* Instructions to follow:
Wherever "patrimonio" appears in a line, copy that line.

Stored dataset items:
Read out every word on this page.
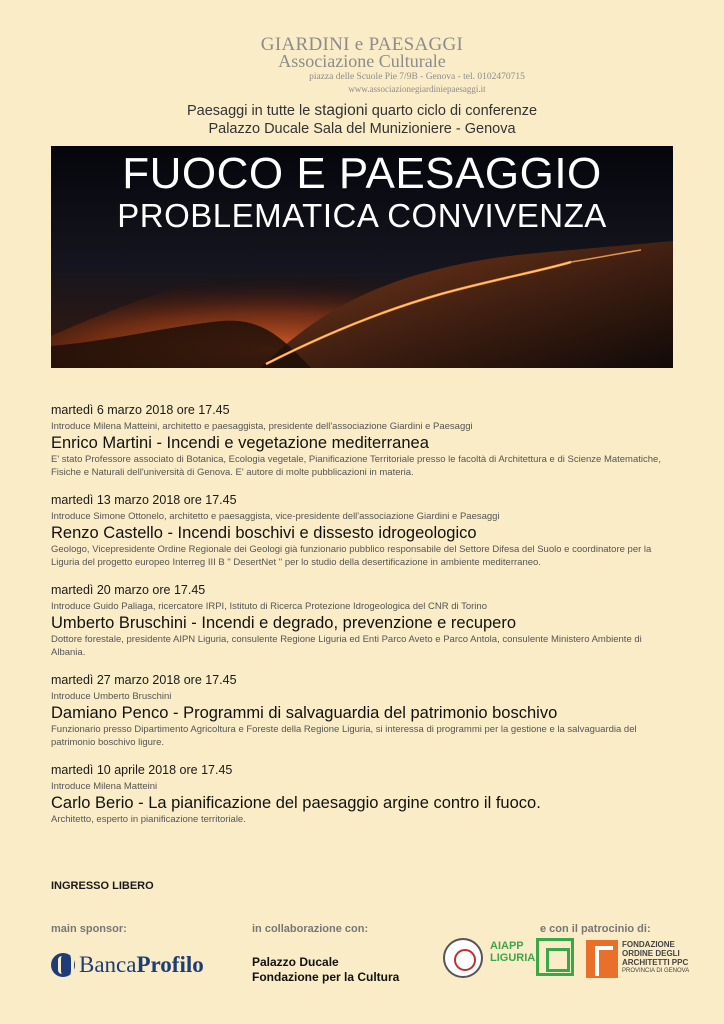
GIARDINI e PAESAGGI
Associazione Culturale
piazza delle Scuole Pie 7/9B - Genova - tel. 0102470715
www.associazionegiardiniepaesaggi.it
Paesaggi in tutte le stagioni quarto ciclo di conferenze
Palazzo Ducale Sala del Munizioniere - Genova
FUOCO E PAESAGGIO
PROBLEMATICA CONVIVENZA
martedì 6 marzo 2018 ore 17.45
Introduce Milena Matteini, architetto e paesaggista, presidente dell'associazione Giardini e Paesaggi
Enrico Martini - Incendi e vegetazione mediterranea
E' stato Professore associato di Botanica, Ecologia vegetale, Pianificazione Territoriale presso le facoltà di Architettura e di Scienze Matematiche, Fisiche e Naturali dell'università di Genova. E' autore di molte pubblicazioni in materia.
martedì 13 marzo 2018 ore 17.45
Introduce Simone Ottonelo, architetto e paesaggista, vice-presidente dell'associazione Giardini e Paesaggi
Renzo Castello - Incendi boschivi e dissesto idrogeologico
Geologo, Vicepresidente Ordine Regionale dei Geologi già funzionario pubblico responsabile del Settore Difesa del Suolo e coordinatore per la Liguria del progetto europeo Interreg III B " DesertNet " per lo studio della desertificazione in ambiente mediterraneo.
martedì 20 marzo ore 17.45
Introduce Guido Paliaga, ricercatore IRPI, Istituto di Ricerca Protezione Idrogeologica del CNR di Torino
Umberto Bruschini - Incendi e degrado, prevenzione e recupero
Dottore forestale, presidente AIPN Liguria, consulente Regione Liguria ed Enti Parco Aveto e Parco Antola, consulente Ministero Ambiente di Albania.
martedì 27 marzo 2018 ore 17.45
Introduce Umberto Bruschini
Damiano Penco - Programmi di salvaguardia del patrimonio boschivo
Funzionario presso Dipartimento Agricoltura e Foreste della Regione Liguria, si interessa di programmi per la gestione e la salvaguardia del patrimonio boschivo ligure.
martedì 10 aprile 2018 ore 17.45
Introduce Milena Matteini
Carlo Berio - La pianificazione del paesaggio argine contro il fuoco.
Architetto, esperto in pianificazione territoriale.
INGRESSO LIBERO
main sponsor:	in collaborazione con:	e con il patrocinio di:
BancaProfilo	Palazzo Ducale
Fondazione per la Cultura
AIAPP
LIGURIA
FONDAZIONE
ORDINE DEGLI
ARCHITETTI PPC
PROVINCIA DI GENOVA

* Finished task:
Damiano Penco - Programmi di salvaguardia del patrimonio boschivo
Funzionario presso Dipartimento Agricoltura e Foreste della Regione Liguria, si interessa di programmi per la gestione e la salvaguardia del patrimonio boschivo ligure.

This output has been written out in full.